What is being asked:
Lines containing "kind" are to be counted. Give the number and nothing more.

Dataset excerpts
-----

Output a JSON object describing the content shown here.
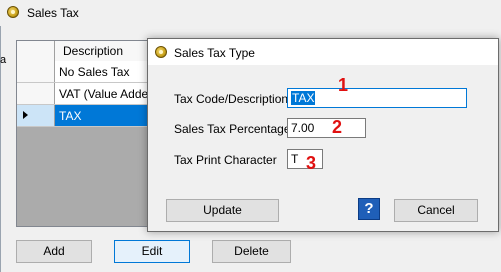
{
  "main_window": {
    "title": "Sales Tax",
    "left_mark": "a",
    "grid": {
      "column_header": "Description",
      "rows": [
        {
          "description": "No Sales Tax",
          "selected": false
        },
        {
          "description": "VAT (Value Added",
          "selected": false
        },
        {
          "description": "TAX",
          "selected": true
        }
      ]
    },
    "buttons": {
      "add": "Add",
      "edit": "Edit",
      "delete": "Delete"
    }
  },
  "dialog": {
    "title": "Sales Tax Type",
    "fields": {
      "tax_code_label": "Tax Code/Description",
      "tax_code_value": "TAX",
      "percentage_label": "Sales Tax Percentage",
      "percentage_value": "7.00",
      "print_char_label": "Tax Print Character",
      "print_char_value": "T"
    },
    "markers": {
      "one": "1",
      "two": "2",
      "three": "3"
    },
    "buttons": {
      "update": "Update",
      "help": "?",
      "cancel": "Cancel"
    }
  },
  "colors": {
    "selection": "#0078d7",
    "marker": "#e01010",
    "help_button": "#1f5fb8"
  },
  "icons": {
    "app": "coin-icon",
    "row_indicator": "triangle-right-icon"
  }
}
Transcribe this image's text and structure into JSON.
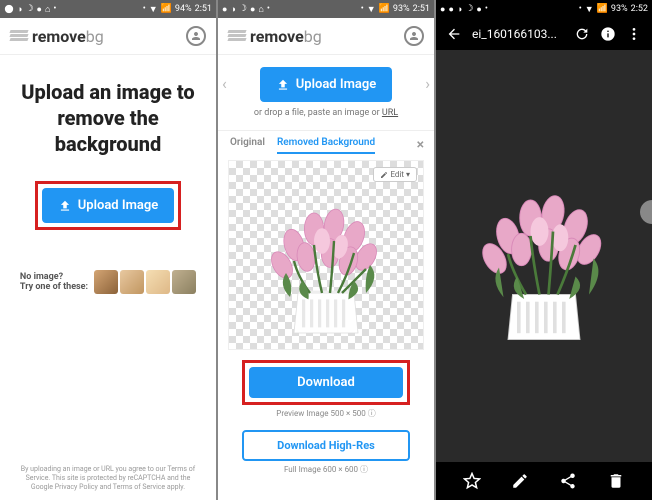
{
  "status": {
    "battery": "94%",
    "time": "2:51",
    "battery3": "93%",
    "time3": "2:52"
  },
  "logo": {
    "text1": "remove",
    "text2": "bg"
  },
  "panel1": {
    "heading": "Upload an image to\nremove the background",
    "upload_label": "Upload Image",
    "noimage_label": "No image?\nTry one of these:",
    "fine_print": "By uploading an image or URL you agree to our Terms of Service. This site is protected by reCAPTCHA and the Google Privacy Policy and Terms of Service apply."
  },
  "panel2": {
    "upload_label": "Upload Image",
    "drop_text": "or drop a file, paste an image or ",
    "url_text": "URL",
    "tab_original": "Original",
    "tab_removed": "Removed Background",
    "edit_label": "Edit",
    "download_label": "Download",
    "preview_caption": "Preview Image 500 × 500",
    "download_hires_label": "Download High-Res",
    "full_caption": "Full Image 600 × 600"
  },
  "panel3": {
    "filename": "ei_160166103..."
  }
}
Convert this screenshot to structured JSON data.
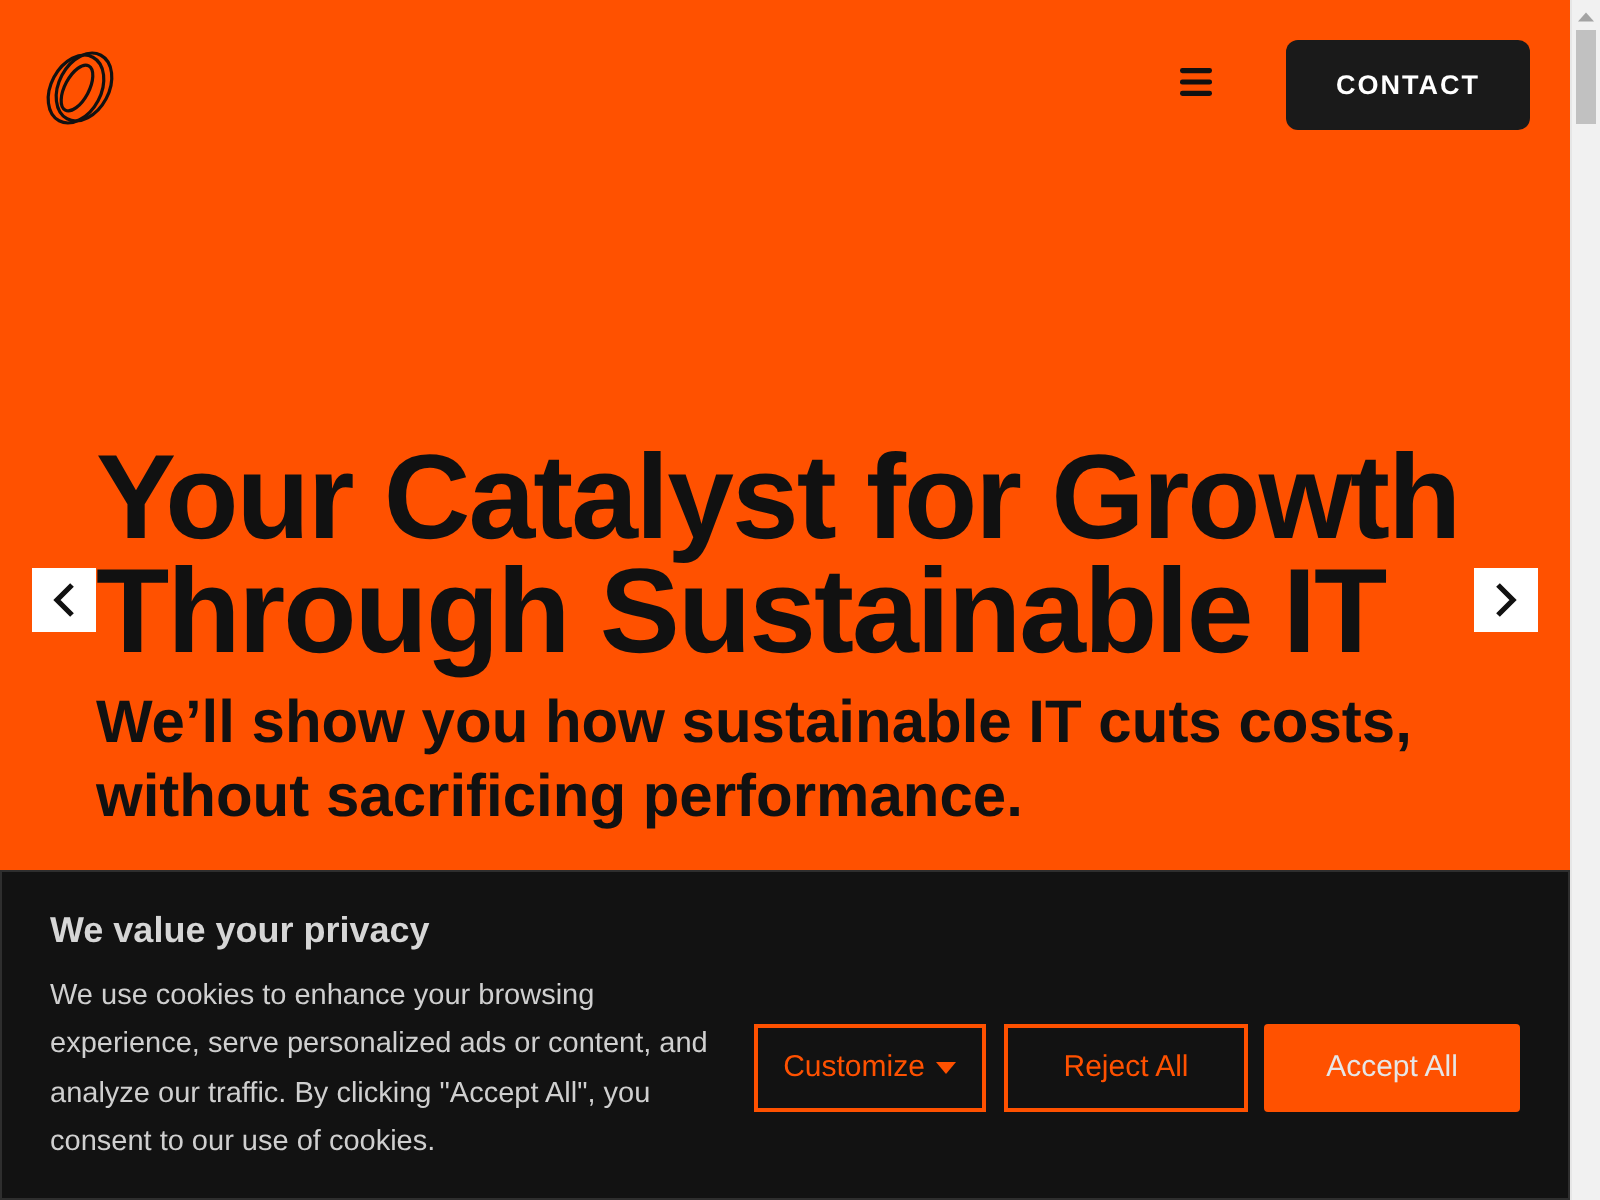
{
  "header": {
    "contact_button": "CONTACT"
  },
  "hero": {
    "title_lines": [
      "Your Catalyst for Growth",
      "Through Sustainable IT"
    ],
    "subtitle": "We’ll show you how sustainable IT cuts costs, without sacrificing performance."
  },
  "cookie_banner": {
    "title": "We value your privacy",
    "text": "We use cookies to enhance your browsing experience, serve personalized ads or content, and analyze our traffic. By clicking \"Accept All\", you consent to our use of cookies.",
    "buttons": [
      {
        "label": "Customize",
        "kind": "dropdown"
      },
      {
        "label": "Reject All",
        "kind": "outline"
      },
      {
        "label": "Accept All",
        "kind": "primary"
      }
    ]
  }
}
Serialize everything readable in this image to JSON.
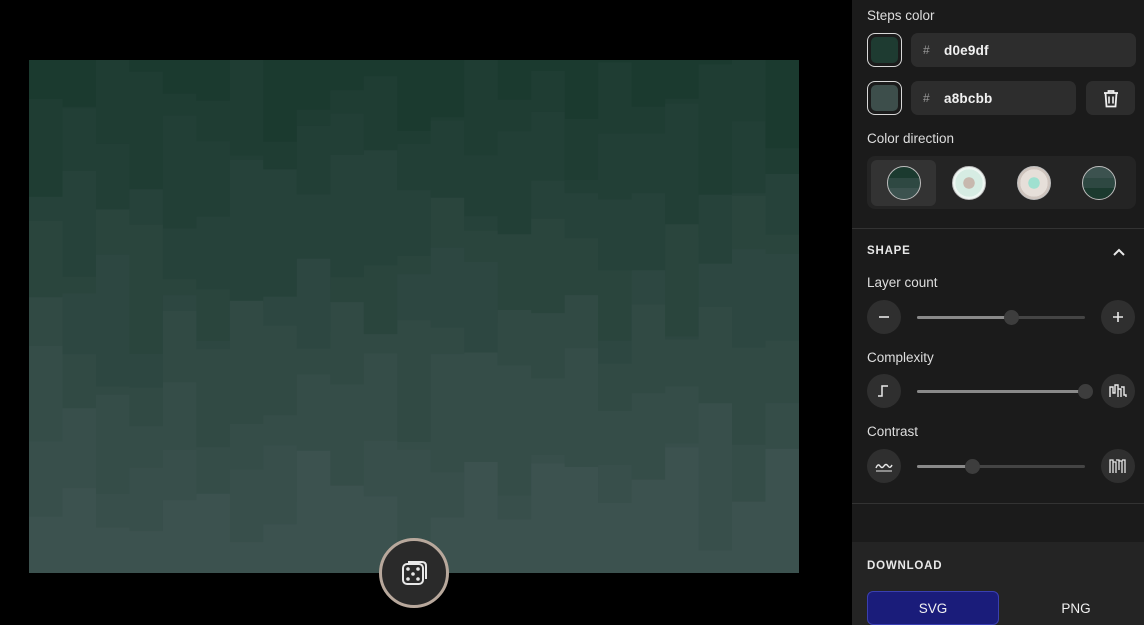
{
  "sidebar": {
    "steps_color": {
      "label": "Steps color",
      "hash": "#",
      "colors": [
        {
          "hex": "d0e9df",
          "swatch": "#1e3b31"
        },
        {
          "hex": "a8bcbb",
          "swatch": "#3d4e4b"
        }
      ]
    },
    "color_direction": {
      "label": "Color direction",
      "options": [
        {
          "name": "top-to-bottom",
          "active": true
        },
        {
          "name": "radial-light-center",
          "active": false
        },
        {
          "name": "radial-warm-center",
          "active": false
        },
        {
          "name": "bottom-to-top",
          "active": false
        }
      ]
    },
    "shape": {
      "header": "SHAPE",
      "layer_count": {
        "label": "Layer count",
        "value_fraction": 0.56
      },
      "complexity": {
        "label": "Complexity",
        "value_fraction": 1.0
      },
      "contrast": {
        "label": "Contrast",
        "value_fraction": 0.33
      }
    },
    "download": {
      "header": "DOWNLOAD",
      "svg_label": "SVG",
      "png_label": "PNG"
    }
  },
  "colors": {
    "top": "#1b3a2f",
    "bottom": "#3c524f",
    "accent": "#1a1c7a"
  }
}
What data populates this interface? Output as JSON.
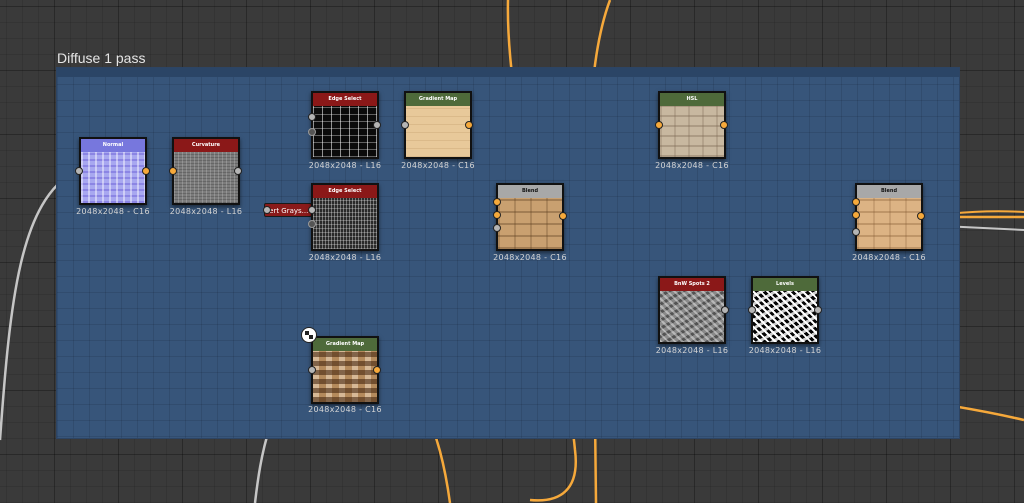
{
  "frame": {
    "title": "Diffuse 1 pass",
    "color": "#37557a"
  },
  "colors": {
    "wire_gray": "#c6c6c6",
    "wire_orange": "#f6a93b",
    "header_red": "#8b1818",
    "header_green": "#4e6a3a",
    "header_purple": "#7777dd",
    "header_gray": "#a8a8a8"
  },
  "nodes": {
    "normal": {
      "title": "Normal",
      "res": "2048x2048 - C16"
    },
    "curvature": {
      "title": "Curvature",
      "res": "2048x2048 - L16"
    },
    "edge_select_1": {
      "title": "Edge Select",
      "res": ""
    },
    "edge_select_2": {
      "title": "Edge Select",
      "res": "2048x2048 - L16"
    },
    "gradient_map_1": {
      "title": "Gradient Map",
      "res": "2048x2048 - C16"
    },
    "gradient_map_2": {
      "title": "Gradient Map",
      "res": "2048x2048 - C16"
    },
    "blend_1": {
      "title": "Blend",
      "res": "2048x2048 - C16"
    },
    "hsl": {
      "title": "HSL",
      "res": "2048x2048 - C16"
    },
    "bw_spots": {
      "title": "BnW Spots 2",
      "res": "2048x2048 - L16"
    },
    "levels": {
      "title": "Levels",
      "res": "2048x2048 - L16"
    },
    "blend_2": {
      "title": "Blend",
      "res": "2048x2048 - C16"
    }
  },
  "extra_labels": {
    "edge_select_1_res": "2048x2048 - L16"
  },
  "invert_node": {
    "label": "vert Grays..."
  }
}
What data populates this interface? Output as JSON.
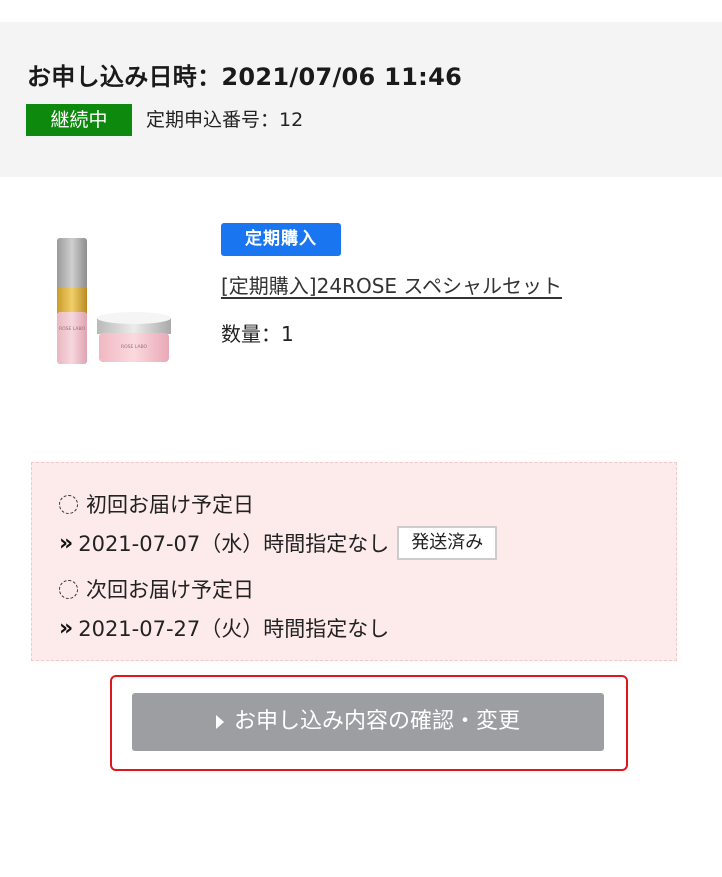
{
  "header": {
    "order_datetime_label": "お申し込み日時：",
    "order_datetime_value": "2021/07/06 11:46",
    "status_badge": "継続中",
    "subscription_number_label": "定期申込番号：",
    "subscription_number_value": "12"
  },
  "product": {
    "image_icon": "product-image",
    "image_brand_text": "ROSE LABO",
    "tag": "定期購入",
    "name": "[定期購入]24ROSE スペシャルセット",
    "quantity_label": "数量：",
    "quantity_value": "1"
  },
  "delivery": {
    "first": {
      "label": "初回お届け予定日",
      "date": "2021-07-07（水）",
      "time": "時間指定なし",
      "status": "発送済み"
    },
    "next": {
      "label": "次回お届け予定日",
      "date": "2021-07-27（火）",
      "time": "時間指定なし"
    }
  },
  "actions": {
    "confirm_change_label": "お申し込み内容の確認・変更"
  },
  "colors": {
    "status_green": "#0d8a0d",
    "tag_blue": "#1a76f0",
    "delivery_bg": "#fdebeb",
    "button_gray": "#9c9ea1",
    "highlight_red": "#e0161d"
  }
}
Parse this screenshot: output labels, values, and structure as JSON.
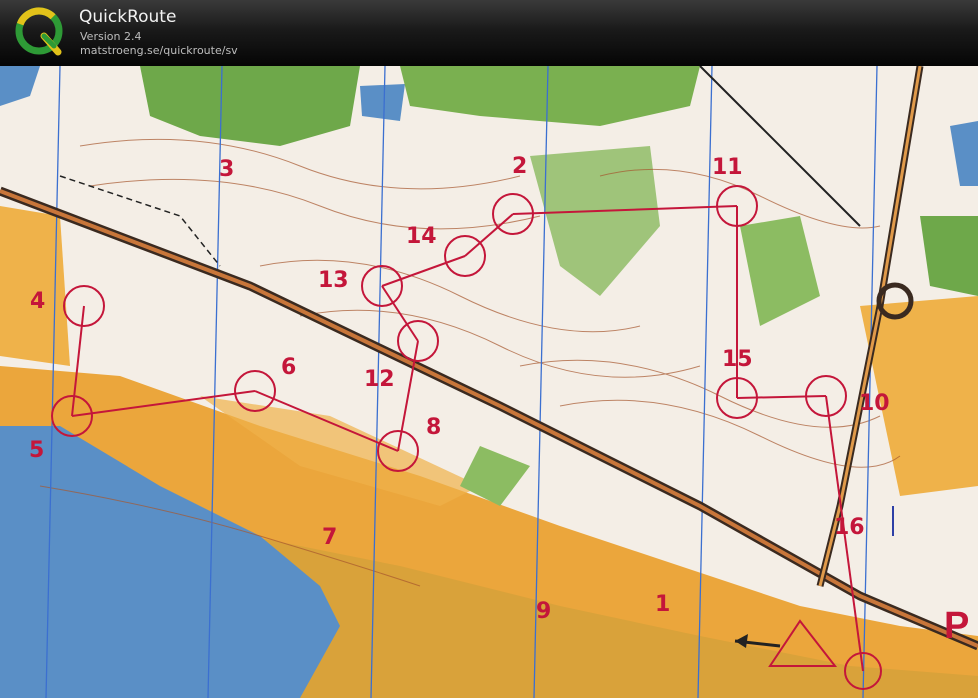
{
  "app": {
    "name": "QuickRoute",
    "version": "Version 2.4",
    "url": "matstroeng.se/quickroute/sv"
  },
  "map": {
    "control_numbers": [
      "1",
      "2",
      "3",
      "4",
      "5",
      "6",
      "7",
      "8",
      "9",
      "10",
      "11",
      "12",
      "13",
      "14",
      "15",
      "16"
    ],
    "parking_letter": "P"
  },
  "colors": {
    "control": "#c4163a",
    "water": "#5a8fc6",
    "forest_green": "#6ea84a",
    "yellow_open": "#e8a63a",
    "white_forest": "#f4eee6",
    "north_lines": "#3b6fd0"
  }
}
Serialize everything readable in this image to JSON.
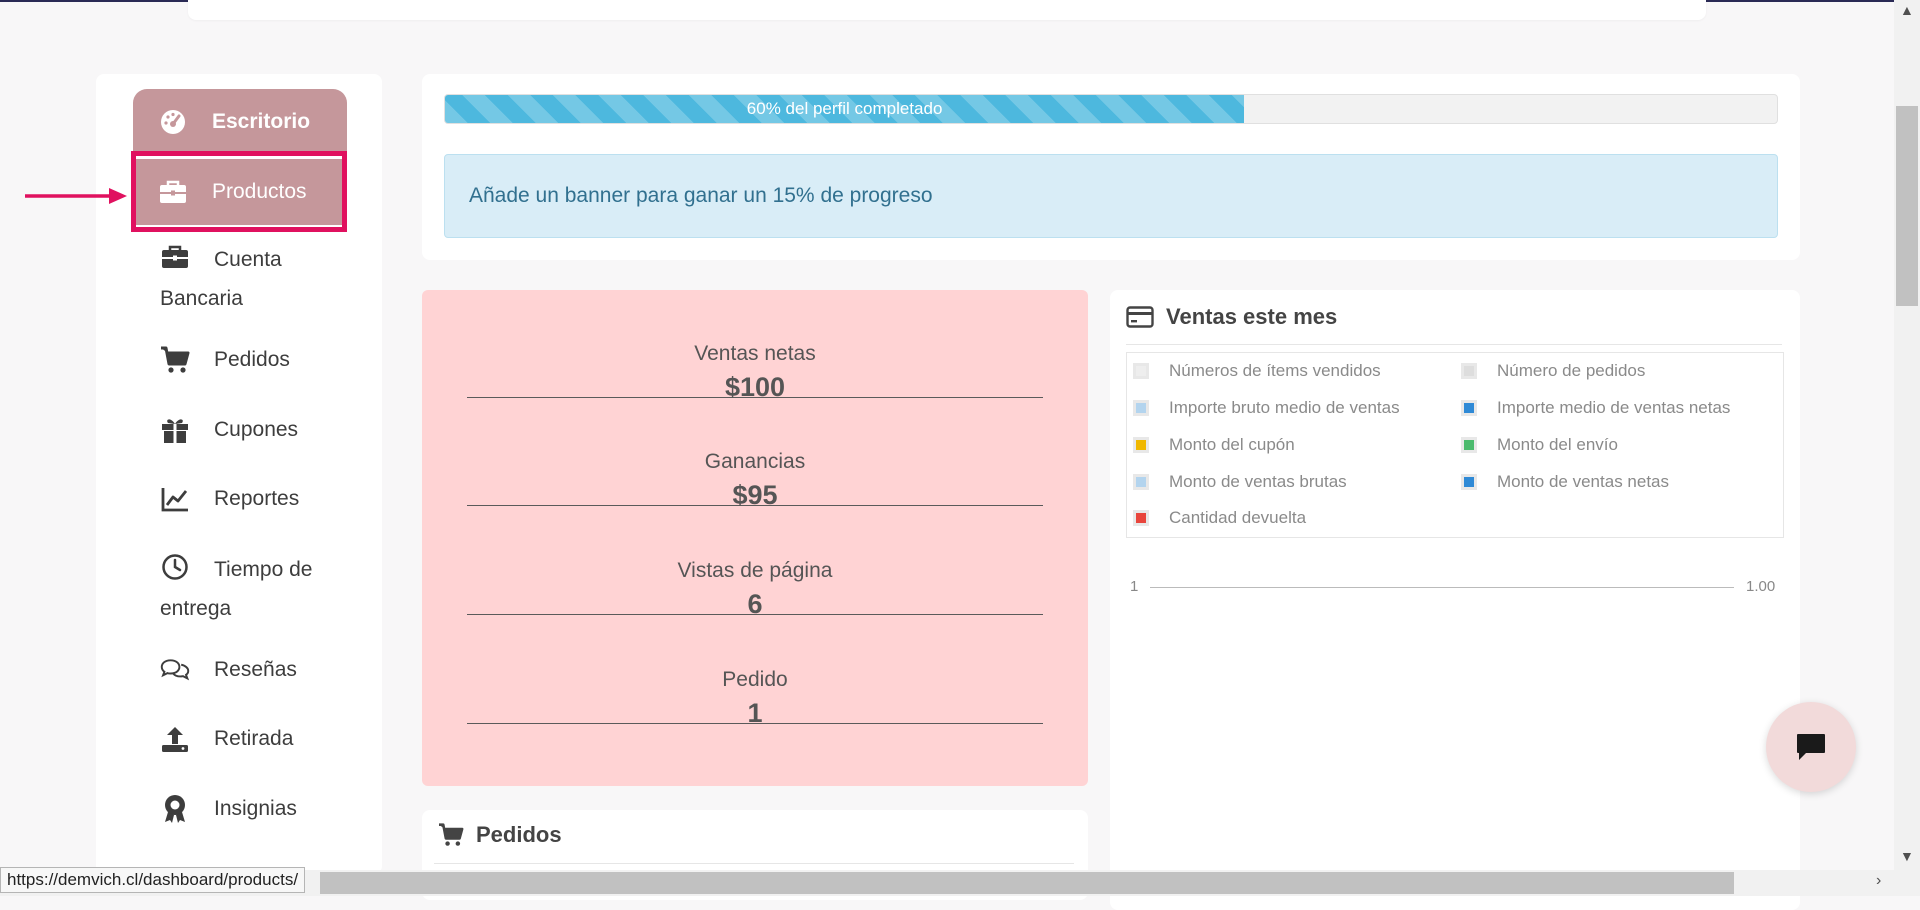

-----

Solution for this task:
3